═══ PROVIDED DATA

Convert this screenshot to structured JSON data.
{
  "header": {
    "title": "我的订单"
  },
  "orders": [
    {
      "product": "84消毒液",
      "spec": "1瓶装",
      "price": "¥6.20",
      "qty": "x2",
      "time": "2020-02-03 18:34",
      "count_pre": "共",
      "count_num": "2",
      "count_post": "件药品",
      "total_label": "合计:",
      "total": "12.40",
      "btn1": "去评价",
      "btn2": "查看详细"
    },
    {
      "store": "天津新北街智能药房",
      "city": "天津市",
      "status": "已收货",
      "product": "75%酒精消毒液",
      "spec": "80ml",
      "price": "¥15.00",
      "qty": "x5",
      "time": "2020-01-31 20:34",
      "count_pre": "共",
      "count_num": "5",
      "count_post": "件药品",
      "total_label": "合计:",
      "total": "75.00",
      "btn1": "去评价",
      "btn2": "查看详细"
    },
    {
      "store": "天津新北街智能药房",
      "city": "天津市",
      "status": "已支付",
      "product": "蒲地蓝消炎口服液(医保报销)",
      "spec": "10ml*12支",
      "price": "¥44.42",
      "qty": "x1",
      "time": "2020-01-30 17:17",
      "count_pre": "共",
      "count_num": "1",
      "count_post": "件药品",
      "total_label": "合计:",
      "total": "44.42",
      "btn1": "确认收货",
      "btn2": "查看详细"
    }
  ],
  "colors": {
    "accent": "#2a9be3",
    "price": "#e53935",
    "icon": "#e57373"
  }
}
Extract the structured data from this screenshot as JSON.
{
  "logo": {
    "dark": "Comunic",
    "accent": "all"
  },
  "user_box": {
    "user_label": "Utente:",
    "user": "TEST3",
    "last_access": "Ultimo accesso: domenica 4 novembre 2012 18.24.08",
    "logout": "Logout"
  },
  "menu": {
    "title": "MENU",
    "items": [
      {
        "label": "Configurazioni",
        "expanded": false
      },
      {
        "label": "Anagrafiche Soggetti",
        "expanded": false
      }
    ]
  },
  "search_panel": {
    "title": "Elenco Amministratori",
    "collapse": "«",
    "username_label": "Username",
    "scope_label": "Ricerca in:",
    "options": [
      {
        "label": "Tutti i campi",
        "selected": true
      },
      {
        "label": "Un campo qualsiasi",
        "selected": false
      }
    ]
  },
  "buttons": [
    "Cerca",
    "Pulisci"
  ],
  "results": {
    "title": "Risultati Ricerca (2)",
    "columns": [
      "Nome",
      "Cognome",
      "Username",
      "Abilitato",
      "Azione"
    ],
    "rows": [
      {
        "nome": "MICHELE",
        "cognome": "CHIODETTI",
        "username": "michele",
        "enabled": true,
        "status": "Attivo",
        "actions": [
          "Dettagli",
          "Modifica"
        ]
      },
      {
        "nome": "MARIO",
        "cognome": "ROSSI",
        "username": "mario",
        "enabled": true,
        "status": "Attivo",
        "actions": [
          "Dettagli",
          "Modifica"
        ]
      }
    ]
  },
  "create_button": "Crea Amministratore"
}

══════
═══ PROVIDED DATA

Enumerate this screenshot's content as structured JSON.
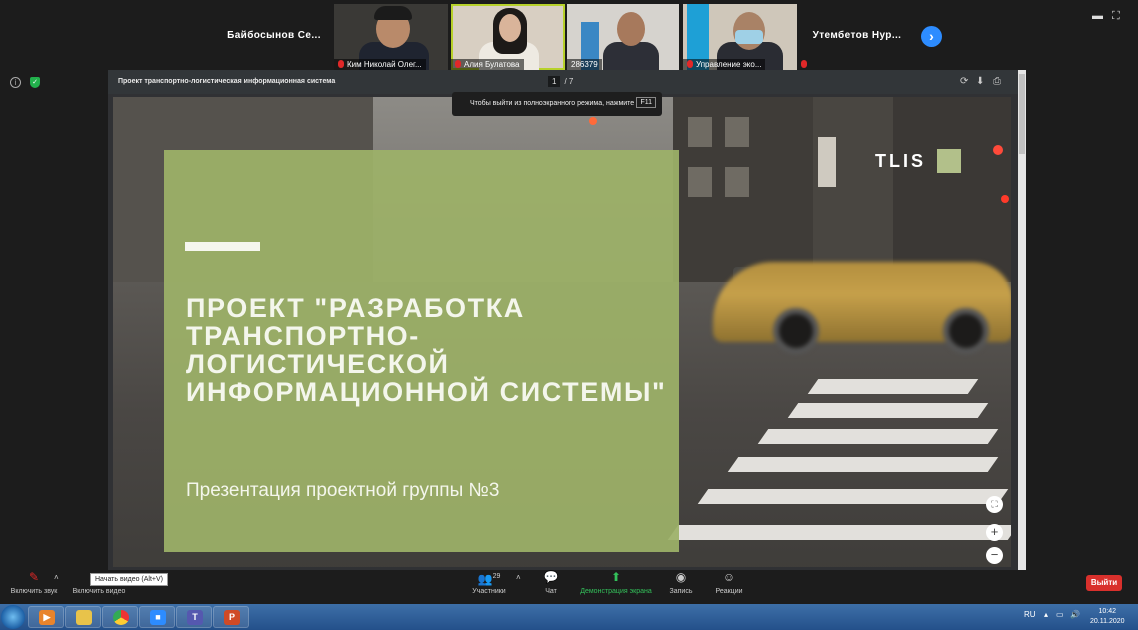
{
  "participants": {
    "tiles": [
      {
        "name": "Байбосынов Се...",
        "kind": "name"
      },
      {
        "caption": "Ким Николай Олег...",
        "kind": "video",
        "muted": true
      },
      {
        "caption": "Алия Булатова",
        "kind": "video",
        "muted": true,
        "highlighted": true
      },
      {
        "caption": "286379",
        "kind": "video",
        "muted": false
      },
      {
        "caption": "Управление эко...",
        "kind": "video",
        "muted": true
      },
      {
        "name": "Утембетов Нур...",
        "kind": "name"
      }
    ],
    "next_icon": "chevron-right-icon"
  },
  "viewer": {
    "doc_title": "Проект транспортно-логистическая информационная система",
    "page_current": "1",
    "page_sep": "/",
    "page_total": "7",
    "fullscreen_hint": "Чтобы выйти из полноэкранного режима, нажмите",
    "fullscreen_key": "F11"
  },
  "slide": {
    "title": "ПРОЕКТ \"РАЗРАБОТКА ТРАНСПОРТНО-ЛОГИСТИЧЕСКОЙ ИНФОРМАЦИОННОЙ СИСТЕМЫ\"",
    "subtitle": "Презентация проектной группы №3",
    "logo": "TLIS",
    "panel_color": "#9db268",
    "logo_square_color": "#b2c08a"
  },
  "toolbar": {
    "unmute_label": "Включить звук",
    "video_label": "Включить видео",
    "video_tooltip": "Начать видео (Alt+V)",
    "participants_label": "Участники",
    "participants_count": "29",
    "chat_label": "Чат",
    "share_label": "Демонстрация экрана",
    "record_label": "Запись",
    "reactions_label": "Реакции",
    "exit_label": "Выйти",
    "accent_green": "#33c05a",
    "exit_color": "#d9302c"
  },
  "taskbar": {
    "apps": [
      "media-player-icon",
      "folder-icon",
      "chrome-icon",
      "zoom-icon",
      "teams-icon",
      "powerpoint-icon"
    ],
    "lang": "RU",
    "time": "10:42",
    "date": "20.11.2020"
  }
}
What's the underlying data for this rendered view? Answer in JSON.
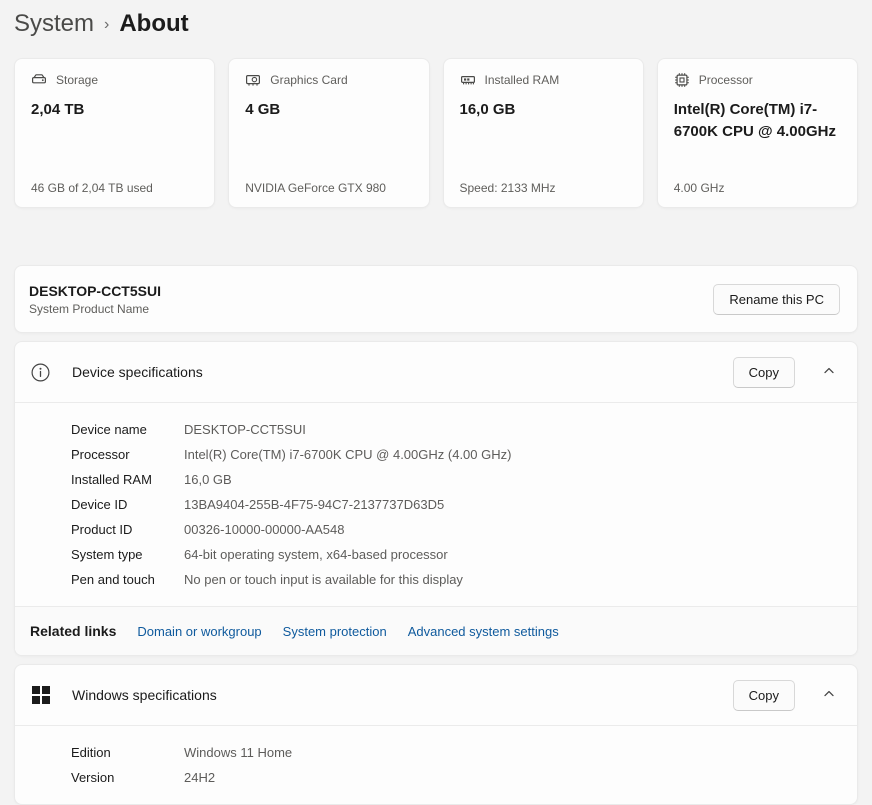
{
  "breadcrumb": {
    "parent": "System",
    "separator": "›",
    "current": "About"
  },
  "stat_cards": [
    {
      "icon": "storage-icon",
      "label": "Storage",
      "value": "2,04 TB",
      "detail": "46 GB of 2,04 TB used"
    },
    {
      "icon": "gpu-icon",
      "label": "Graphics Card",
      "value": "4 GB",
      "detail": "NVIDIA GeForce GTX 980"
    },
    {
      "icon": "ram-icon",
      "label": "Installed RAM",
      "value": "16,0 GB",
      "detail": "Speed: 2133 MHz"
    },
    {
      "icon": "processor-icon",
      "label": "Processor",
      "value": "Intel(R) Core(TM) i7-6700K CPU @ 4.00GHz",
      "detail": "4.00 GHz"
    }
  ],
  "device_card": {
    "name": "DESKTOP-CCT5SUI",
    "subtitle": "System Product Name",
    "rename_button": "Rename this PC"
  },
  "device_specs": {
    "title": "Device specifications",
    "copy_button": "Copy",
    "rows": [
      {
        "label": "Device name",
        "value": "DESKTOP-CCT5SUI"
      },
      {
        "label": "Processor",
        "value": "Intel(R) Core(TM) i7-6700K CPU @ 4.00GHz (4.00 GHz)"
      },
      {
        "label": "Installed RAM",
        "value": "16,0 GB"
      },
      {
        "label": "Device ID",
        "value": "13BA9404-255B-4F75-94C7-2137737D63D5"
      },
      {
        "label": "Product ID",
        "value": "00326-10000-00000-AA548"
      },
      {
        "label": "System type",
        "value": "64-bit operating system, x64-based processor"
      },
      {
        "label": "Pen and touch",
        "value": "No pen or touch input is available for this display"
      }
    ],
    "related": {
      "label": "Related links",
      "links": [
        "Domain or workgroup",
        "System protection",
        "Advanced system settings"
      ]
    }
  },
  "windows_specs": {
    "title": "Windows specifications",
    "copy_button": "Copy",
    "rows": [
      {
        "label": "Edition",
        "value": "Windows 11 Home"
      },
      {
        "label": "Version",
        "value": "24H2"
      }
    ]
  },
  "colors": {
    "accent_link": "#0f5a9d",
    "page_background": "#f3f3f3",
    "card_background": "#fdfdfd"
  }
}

══════
═══ PROVIDED DATA

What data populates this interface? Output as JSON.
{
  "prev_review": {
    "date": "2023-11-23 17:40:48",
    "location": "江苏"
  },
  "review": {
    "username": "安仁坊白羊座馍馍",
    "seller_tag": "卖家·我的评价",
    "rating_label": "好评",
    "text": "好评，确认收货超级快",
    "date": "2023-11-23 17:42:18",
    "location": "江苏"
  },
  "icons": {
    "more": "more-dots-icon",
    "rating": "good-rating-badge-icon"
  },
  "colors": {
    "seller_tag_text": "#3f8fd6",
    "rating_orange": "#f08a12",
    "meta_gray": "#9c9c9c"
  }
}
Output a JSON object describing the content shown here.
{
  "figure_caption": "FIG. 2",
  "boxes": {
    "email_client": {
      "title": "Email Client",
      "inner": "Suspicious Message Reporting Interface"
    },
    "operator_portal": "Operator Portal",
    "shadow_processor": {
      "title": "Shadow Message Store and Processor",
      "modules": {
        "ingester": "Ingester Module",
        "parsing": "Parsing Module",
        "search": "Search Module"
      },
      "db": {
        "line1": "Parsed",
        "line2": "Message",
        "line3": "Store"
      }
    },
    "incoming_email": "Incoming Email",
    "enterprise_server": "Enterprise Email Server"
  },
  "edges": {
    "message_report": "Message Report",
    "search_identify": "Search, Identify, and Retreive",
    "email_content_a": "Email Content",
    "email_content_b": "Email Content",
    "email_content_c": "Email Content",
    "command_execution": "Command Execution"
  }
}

══════

### [EXERCISE DESCRIPTION]
Look through the entries and return every line where "screenshot" appears.

### [SOLUTION FOR THIS EXERCISE]
Convert this screenshot to structured JSON data.
Extract the structured data from this screenshot as JSON.
Enumerate this screenshot's content as structured JSON.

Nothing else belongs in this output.